— START Listed entries —

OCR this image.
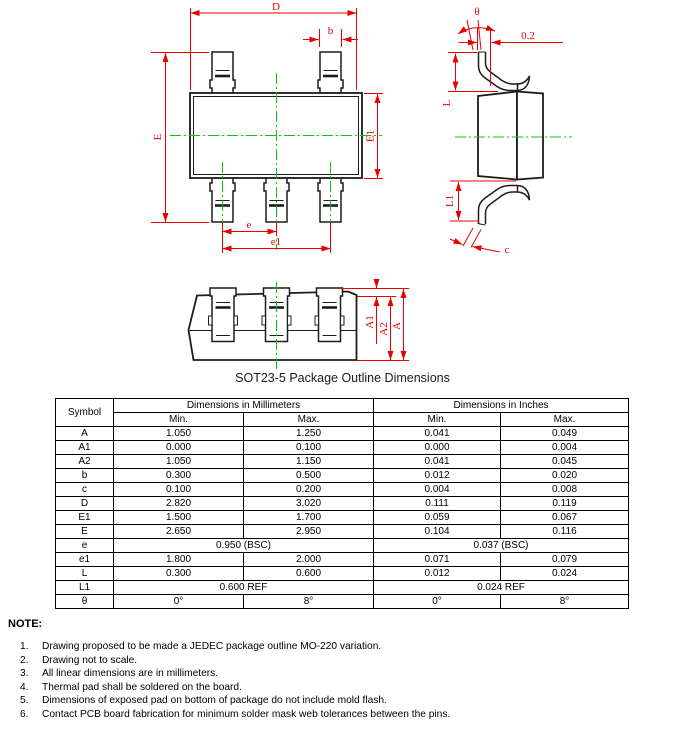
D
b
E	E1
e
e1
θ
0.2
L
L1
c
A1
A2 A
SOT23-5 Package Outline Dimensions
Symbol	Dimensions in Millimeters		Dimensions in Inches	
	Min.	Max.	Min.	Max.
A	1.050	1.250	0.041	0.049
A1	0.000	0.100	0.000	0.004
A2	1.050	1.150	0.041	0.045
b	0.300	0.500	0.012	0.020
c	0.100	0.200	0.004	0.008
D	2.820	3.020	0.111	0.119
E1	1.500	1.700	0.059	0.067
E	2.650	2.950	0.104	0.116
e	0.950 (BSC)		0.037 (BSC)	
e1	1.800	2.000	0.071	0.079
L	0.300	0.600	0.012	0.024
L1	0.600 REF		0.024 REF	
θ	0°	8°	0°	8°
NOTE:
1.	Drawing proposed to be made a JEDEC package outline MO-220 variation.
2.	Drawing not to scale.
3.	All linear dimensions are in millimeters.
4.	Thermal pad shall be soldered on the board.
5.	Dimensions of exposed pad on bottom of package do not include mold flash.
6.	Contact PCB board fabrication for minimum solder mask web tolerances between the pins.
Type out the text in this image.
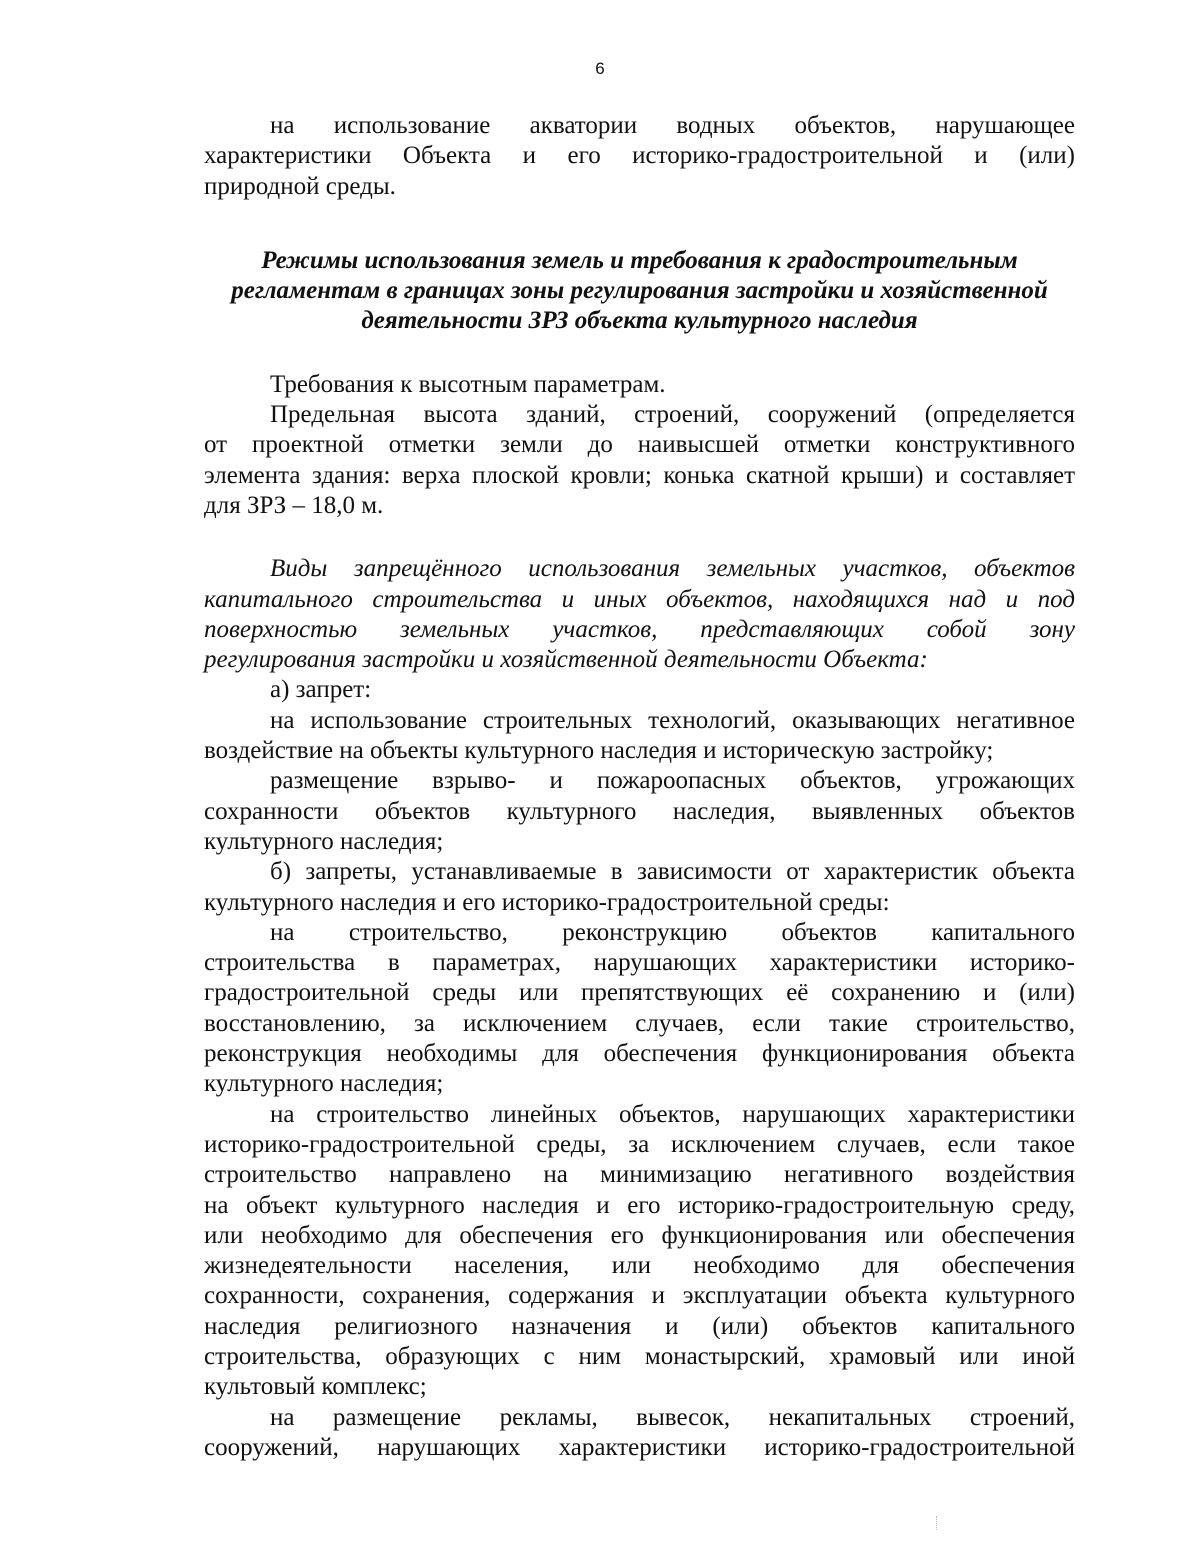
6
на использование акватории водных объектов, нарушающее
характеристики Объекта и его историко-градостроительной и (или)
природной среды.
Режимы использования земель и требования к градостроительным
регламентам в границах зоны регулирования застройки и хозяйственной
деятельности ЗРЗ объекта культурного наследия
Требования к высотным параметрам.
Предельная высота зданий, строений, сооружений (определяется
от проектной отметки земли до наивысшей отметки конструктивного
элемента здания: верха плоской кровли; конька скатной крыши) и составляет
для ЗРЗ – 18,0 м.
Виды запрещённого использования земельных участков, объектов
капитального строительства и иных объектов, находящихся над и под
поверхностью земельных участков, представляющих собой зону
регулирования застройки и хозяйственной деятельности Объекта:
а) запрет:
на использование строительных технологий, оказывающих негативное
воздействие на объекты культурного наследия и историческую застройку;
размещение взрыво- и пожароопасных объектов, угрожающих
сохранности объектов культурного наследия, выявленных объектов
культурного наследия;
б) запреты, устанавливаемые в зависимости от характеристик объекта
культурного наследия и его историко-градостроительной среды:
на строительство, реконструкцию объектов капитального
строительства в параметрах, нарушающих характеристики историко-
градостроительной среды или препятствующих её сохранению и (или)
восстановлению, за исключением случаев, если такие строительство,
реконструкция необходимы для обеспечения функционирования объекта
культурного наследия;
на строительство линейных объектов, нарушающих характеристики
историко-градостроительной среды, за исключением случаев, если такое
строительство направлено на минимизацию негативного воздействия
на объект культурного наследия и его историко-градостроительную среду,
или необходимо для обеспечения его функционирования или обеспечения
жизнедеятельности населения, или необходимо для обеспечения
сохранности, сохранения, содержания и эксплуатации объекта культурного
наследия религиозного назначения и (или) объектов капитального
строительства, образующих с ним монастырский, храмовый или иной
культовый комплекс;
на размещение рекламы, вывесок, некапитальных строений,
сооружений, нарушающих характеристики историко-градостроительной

— END Listed entries —

# [Work to complete]
Your answer should be a single number: the count of lines in the material above that contain "нарушающих".

# [Exercise solution]
3